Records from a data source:
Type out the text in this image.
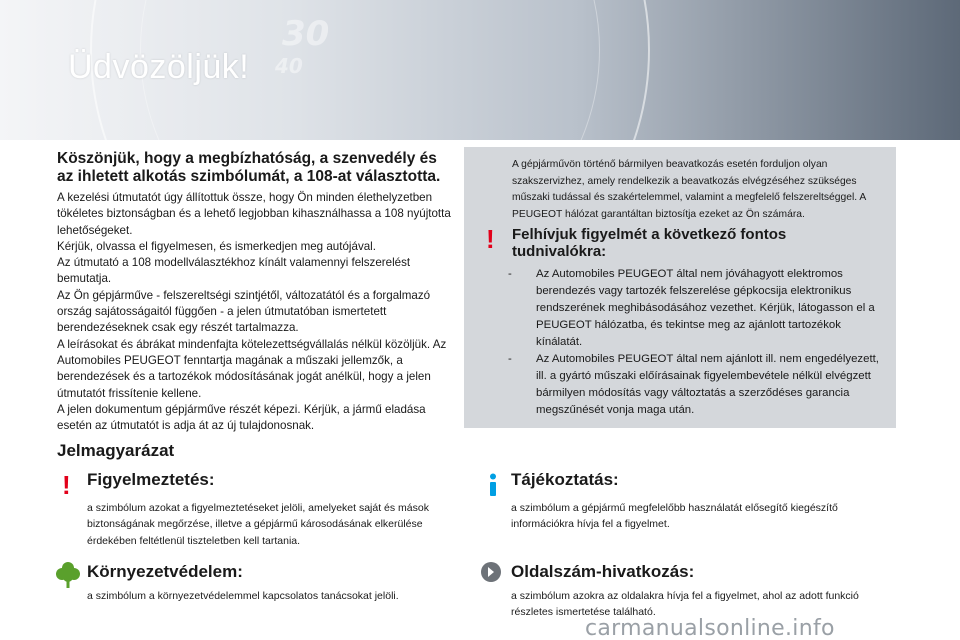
30
40
Üdvözöljük!
Köszönjük, hogy a megbízhatóság, a szenvedély és az ihletett alkotás szimbólumát, a 108-at választotta.

A kezelési útmutatót úgy állítottuk össze, hogy Ön minden élethelyzetben tökéletes biztonságban és a lehető legjobban kihasználhassa a 108 nyújtotta lehetőségeket.

Kérjük, olvassa el figyelmesen, és ismerkedjen meg autójával.

Az útmutató a 108 modellválasztékhoz kínált valamennyi felszerelést bemutatja.

Az Ön gépjárműve - felszereltségi szintjétől, változatától és a forgalmazó ország sajátosságaitól függően - a jelen útmutatóban ismertetett berendezéseknek csak egy részét tartalmazza.

A leírásokat és ábrákat mindenfajta kötelezettségvállalás nélkül közöljük. Az Automobiles PEUGEOT fenntartja magának a műszaki jellemzők, a berendezések és a tartozékok módosításának jogát anélkül, hogy a jelen útmutatót frissítenie kellene.

A jelen dokumentum gépjárműve részét képezi. Kérjük, a jármű eladása esetén az útmutatót is adja át az új tulajdonosnak.

A gépjárművön történő bármilyen beavatkozás esetén forduljon olyan szakszervizhez, amely rendelkezik a beavatkozás elvégzéséhez szükséges műszaki tudással és szakértelemmel, valamint a megfelelő felszereltséggel. A PEUGEOT hálózat garantáltan biztosítja ezeket az Ön számára.

! Felhívjuk figyelmét a következő fontos tudnivalókra:
- Az Automobiles PEUGEOT által nem jóváhagyott elektromos berendezés vagy tartozék felszerelése gépkocsija elektronikus rendszerének meghibásodásához vezethet. Kérjük, látogasson el a PEUGEOT hálózatba, és tekintse meg az ajánlott tartozékok kínálatát.
- Az Automobiles PEUGEOT által nem ajánlott ill. nem engedélyezett, ill. a gyártó műszaki előírásainak figyelembevétele nélkül elvégzett bármilyen módosítás vagy változtatás a szerződéses garancia megszűnését vonja maga után.
Jelmagyarázat
! Figyelmeztetés:

a szimbólum azokat a figyelmeztetéseket jelöli, amelyeket saját és mások biztonságának megőrzése, illetve a gépjármű károsodásának elkerülése érdekében feltétlenül tiszteletben kell tartania.

Tájékoztatás:

a szimbólum a gépjármű megfelelőbb használatát elősegítő kiegészítő információkra hívja fel a figyelmet.

Környezetvédelem:

a szimbólum a környezetvédelemmel kapcsolatos tanácsokat jelöli.

Oldalszám-hivatkozás:

a szimbólum azokra az oldalakra hívja fel a figyelmet, ahol az adott funkció részletes ismertetése található.

carmanualsonline.info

Task directions:
Read the entries and show each line that mentions "hívja".

Response below:
a szimbólum a gépjármű megfelelőbb használatát elősegítő kiegészítő információkra hívja fel a figyelmet.
a szimbólum azokra az oldalakra hívja fel a figyelmet, ahol az adott funkció részletes ismertetése található.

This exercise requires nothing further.